**Stated task**
Report how many lines of the listing below include the word "this". Give nothing but the number.

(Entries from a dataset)
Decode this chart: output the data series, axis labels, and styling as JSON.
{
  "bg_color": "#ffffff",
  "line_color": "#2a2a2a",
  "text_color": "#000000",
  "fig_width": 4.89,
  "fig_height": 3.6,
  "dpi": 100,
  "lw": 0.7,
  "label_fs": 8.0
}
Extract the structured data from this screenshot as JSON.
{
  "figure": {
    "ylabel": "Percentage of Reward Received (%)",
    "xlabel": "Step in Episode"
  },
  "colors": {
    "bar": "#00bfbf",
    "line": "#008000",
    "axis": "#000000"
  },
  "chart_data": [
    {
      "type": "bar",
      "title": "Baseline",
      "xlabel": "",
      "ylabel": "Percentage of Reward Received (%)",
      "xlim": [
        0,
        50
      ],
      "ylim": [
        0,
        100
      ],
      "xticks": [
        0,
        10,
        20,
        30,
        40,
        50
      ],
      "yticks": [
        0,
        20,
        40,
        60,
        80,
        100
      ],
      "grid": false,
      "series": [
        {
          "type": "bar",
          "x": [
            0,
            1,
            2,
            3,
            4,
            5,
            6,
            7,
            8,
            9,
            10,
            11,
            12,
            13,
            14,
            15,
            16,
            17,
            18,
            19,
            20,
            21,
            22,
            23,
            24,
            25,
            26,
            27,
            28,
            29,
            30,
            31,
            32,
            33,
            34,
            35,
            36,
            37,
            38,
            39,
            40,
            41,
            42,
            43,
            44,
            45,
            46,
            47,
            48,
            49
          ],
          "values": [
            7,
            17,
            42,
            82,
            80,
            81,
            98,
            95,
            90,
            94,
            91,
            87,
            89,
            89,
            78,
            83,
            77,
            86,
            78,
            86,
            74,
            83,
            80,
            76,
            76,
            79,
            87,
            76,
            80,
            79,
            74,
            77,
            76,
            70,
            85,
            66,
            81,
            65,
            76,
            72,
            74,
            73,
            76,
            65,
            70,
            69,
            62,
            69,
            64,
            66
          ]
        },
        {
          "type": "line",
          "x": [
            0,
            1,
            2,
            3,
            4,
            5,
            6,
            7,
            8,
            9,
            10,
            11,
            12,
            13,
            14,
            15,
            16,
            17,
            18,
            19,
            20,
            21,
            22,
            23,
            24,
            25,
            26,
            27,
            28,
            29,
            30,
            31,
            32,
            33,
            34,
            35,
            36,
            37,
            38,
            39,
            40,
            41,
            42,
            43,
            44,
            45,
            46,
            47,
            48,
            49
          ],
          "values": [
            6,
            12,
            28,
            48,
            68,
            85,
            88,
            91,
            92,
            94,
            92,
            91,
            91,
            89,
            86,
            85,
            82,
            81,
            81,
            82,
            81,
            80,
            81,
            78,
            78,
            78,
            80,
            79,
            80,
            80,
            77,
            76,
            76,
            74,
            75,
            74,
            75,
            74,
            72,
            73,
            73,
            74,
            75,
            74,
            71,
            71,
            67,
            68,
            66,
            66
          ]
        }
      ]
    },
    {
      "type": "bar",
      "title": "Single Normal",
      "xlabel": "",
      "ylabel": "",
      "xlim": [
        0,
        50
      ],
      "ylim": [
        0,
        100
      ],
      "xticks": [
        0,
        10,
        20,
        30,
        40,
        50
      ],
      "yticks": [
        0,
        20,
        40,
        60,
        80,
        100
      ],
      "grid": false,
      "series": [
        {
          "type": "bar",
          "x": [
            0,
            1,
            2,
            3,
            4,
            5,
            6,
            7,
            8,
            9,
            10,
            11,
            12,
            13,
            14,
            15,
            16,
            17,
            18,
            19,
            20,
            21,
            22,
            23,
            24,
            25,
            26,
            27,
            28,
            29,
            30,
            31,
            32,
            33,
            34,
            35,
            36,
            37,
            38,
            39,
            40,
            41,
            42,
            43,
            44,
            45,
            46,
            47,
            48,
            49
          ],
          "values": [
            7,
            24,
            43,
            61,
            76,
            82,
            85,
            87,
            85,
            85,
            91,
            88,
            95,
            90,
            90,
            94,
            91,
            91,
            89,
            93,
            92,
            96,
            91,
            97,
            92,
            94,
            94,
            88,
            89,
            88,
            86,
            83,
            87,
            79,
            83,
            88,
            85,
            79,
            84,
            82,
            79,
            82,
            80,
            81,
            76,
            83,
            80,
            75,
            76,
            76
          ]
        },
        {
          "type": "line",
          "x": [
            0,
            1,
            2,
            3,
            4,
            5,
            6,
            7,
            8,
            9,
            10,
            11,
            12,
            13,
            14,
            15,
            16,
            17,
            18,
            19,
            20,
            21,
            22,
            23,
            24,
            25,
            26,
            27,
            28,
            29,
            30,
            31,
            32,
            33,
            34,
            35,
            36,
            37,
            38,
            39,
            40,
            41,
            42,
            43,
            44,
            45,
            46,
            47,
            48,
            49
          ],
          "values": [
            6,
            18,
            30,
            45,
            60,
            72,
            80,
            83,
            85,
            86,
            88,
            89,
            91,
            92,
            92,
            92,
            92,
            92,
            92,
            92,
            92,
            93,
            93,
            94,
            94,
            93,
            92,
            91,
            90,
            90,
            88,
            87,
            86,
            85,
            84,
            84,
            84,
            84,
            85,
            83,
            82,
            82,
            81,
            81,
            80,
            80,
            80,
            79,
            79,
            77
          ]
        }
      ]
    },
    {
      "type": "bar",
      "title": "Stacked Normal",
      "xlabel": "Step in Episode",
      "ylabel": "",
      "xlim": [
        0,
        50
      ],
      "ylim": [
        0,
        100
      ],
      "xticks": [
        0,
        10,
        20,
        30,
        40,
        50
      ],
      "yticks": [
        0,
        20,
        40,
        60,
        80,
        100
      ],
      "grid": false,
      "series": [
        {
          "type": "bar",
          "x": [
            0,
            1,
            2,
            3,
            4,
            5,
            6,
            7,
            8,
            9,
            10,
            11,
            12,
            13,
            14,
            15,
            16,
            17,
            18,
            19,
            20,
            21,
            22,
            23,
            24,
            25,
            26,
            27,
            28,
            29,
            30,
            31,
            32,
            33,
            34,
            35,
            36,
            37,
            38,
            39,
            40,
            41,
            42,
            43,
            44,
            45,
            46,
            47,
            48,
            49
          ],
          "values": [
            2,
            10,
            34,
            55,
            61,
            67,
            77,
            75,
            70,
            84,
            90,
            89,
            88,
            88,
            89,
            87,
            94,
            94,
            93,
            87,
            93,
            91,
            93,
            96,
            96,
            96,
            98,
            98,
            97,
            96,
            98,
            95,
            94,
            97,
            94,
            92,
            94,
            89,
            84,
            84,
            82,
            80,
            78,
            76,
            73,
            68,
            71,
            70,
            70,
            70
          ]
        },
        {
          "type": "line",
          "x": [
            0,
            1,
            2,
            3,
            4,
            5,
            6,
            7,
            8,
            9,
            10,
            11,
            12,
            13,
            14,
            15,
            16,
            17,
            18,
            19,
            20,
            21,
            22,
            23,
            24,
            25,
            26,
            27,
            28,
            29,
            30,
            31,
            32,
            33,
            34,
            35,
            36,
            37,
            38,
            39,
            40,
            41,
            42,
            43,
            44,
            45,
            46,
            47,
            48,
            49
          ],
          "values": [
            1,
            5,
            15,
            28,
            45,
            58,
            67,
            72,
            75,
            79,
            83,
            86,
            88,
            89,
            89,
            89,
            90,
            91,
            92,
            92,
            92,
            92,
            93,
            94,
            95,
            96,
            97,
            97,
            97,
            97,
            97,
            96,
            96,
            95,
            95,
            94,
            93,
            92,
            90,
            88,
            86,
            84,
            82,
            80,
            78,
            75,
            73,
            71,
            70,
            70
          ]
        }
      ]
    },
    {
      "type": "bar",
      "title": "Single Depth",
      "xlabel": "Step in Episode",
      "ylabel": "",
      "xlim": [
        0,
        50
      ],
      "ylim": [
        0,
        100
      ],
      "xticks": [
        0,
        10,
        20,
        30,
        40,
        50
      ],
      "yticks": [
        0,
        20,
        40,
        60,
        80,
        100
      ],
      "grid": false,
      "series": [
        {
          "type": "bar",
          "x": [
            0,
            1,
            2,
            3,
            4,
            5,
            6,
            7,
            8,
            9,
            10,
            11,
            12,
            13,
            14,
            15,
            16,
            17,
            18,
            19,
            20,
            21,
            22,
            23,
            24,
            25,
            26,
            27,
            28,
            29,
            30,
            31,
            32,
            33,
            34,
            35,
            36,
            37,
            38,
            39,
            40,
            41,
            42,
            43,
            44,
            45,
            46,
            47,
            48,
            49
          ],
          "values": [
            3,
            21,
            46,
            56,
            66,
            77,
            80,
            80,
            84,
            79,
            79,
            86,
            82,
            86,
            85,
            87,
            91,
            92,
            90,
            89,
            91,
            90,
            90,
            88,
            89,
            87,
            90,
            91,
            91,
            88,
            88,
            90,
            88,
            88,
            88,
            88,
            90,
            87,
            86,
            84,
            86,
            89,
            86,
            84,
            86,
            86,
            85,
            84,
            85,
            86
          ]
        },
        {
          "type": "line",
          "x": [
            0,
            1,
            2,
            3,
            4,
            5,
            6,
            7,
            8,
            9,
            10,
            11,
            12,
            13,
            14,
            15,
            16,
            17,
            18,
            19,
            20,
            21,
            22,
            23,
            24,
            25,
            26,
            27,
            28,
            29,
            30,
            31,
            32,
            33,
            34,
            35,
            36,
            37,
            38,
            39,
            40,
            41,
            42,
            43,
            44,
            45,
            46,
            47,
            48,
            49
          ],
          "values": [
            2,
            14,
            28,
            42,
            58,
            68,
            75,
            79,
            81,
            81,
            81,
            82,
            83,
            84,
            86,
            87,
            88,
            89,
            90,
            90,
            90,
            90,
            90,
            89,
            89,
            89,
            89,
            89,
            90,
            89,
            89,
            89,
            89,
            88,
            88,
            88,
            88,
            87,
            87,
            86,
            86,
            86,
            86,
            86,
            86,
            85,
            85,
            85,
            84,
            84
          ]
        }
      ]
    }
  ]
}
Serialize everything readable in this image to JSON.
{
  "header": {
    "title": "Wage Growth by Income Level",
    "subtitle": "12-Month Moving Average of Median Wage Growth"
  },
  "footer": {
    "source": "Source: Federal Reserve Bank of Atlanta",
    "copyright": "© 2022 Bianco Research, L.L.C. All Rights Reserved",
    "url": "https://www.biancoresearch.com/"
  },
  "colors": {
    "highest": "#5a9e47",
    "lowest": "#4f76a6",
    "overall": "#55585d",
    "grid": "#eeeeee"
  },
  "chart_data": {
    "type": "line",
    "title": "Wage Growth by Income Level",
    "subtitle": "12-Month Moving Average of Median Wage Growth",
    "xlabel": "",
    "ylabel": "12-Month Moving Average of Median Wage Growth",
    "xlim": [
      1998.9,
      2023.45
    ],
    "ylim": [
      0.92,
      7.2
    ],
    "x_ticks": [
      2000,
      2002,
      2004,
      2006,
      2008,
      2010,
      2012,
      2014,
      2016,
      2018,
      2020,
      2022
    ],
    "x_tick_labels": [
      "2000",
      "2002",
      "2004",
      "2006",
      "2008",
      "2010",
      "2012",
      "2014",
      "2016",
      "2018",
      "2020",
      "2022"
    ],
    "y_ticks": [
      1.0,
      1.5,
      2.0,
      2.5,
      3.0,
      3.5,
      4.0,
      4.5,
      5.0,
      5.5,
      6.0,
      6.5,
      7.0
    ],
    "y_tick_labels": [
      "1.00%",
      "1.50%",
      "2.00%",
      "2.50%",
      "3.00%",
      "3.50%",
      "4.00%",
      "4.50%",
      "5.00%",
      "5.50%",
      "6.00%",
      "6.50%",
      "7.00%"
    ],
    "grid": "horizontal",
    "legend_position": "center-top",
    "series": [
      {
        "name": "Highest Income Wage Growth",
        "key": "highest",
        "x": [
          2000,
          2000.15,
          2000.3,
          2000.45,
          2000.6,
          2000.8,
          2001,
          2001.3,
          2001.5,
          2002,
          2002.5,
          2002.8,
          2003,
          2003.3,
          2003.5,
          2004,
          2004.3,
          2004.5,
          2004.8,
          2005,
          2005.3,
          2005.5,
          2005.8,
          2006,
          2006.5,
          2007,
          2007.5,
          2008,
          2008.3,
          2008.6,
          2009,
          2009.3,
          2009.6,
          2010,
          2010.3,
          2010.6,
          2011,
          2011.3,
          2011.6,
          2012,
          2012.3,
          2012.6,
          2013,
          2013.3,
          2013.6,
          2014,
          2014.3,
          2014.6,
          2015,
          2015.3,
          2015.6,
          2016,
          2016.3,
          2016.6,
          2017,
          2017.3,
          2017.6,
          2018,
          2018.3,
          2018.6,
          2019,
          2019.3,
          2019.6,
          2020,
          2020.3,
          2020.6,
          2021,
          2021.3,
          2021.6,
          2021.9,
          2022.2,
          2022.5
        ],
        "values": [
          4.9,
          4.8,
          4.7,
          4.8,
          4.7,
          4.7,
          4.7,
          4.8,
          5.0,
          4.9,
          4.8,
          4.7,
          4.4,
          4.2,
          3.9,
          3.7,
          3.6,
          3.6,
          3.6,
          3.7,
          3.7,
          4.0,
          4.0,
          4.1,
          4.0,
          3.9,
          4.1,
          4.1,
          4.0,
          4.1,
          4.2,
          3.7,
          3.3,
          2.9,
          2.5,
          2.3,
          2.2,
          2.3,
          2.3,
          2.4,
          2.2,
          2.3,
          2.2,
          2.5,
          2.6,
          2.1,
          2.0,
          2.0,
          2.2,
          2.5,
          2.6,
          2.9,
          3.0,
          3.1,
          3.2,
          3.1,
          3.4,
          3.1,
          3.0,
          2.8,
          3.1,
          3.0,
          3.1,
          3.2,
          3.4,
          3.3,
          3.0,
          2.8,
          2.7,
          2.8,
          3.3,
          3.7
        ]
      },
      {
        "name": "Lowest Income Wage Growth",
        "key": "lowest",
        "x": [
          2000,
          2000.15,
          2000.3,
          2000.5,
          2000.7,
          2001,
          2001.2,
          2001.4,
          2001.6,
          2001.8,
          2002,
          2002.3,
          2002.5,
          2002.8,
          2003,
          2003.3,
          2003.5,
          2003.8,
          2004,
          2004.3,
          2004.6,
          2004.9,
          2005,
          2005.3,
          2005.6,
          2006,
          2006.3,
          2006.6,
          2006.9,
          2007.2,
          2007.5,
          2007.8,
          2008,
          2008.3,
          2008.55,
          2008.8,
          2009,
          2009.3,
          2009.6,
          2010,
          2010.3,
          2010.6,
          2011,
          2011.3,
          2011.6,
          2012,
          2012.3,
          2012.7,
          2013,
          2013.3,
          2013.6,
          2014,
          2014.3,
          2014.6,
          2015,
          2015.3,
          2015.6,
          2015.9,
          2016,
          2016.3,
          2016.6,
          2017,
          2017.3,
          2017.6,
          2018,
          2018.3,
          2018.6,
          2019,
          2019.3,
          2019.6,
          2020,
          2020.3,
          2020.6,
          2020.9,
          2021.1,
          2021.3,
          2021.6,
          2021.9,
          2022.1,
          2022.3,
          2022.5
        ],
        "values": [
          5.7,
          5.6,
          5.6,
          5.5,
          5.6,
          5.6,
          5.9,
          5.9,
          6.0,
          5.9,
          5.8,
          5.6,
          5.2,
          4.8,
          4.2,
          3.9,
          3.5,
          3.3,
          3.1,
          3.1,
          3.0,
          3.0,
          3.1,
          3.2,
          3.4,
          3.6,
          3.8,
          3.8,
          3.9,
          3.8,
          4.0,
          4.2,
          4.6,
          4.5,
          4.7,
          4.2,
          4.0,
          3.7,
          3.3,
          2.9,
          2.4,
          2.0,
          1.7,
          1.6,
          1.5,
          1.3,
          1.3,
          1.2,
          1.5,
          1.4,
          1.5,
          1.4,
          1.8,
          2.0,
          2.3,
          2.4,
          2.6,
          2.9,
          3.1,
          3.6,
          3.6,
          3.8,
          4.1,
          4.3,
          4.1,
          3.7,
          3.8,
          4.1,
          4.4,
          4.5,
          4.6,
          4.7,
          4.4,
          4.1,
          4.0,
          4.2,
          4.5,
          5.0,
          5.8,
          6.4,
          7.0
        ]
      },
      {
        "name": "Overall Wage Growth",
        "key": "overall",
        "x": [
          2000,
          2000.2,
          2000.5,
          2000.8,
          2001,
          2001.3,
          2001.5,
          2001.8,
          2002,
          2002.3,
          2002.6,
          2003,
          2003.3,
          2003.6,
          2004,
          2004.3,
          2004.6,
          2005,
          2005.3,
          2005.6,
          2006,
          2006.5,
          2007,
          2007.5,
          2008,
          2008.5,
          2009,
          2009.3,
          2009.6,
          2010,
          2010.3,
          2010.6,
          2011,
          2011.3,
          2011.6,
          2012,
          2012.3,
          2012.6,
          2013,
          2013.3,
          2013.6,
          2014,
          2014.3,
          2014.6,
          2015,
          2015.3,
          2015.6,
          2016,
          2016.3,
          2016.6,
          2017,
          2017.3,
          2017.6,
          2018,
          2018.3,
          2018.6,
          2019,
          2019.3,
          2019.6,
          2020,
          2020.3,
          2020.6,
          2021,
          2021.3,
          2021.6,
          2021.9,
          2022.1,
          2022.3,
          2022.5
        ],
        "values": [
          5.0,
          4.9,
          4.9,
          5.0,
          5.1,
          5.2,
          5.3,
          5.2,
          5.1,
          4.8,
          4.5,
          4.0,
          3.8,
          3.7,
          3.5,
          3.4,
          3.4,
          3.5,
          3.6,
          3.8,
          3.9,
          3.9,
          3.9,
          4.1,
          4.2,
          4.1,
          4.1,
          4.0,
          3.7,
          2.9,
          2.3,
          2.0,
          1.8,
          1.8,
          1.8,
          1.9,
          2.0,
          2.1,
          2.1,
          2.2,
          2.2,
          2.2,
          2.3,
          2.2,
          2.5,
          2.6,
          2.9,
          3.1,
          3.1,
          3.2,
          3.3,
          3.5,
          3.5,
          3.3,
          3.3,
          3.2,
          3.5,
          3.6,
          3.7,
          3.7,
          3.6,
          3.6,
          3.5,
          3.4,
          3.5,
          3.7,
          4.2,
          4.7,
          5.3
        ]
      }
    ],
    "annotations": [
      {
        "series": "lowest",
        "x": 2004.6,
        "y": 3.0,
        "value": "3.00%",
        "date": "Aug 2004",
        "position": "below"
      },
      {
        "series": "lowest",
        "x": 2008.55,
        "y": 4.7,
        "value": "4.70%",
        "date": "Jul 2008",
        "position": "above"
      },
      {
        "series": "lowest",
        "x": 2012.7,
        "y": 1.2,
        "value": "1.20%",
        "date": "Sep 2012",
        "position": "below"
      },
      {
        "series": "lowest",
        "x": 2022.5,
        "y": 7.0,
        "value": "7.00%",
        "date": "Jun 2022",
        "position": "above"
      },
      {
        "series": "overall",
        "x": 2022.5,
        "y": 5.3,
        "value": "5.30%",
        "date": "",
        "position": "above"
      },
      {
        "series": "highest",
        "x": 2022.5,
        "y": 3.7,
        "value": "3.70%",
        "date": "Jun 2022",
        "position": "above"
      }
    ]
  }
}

**Answer for the task**
3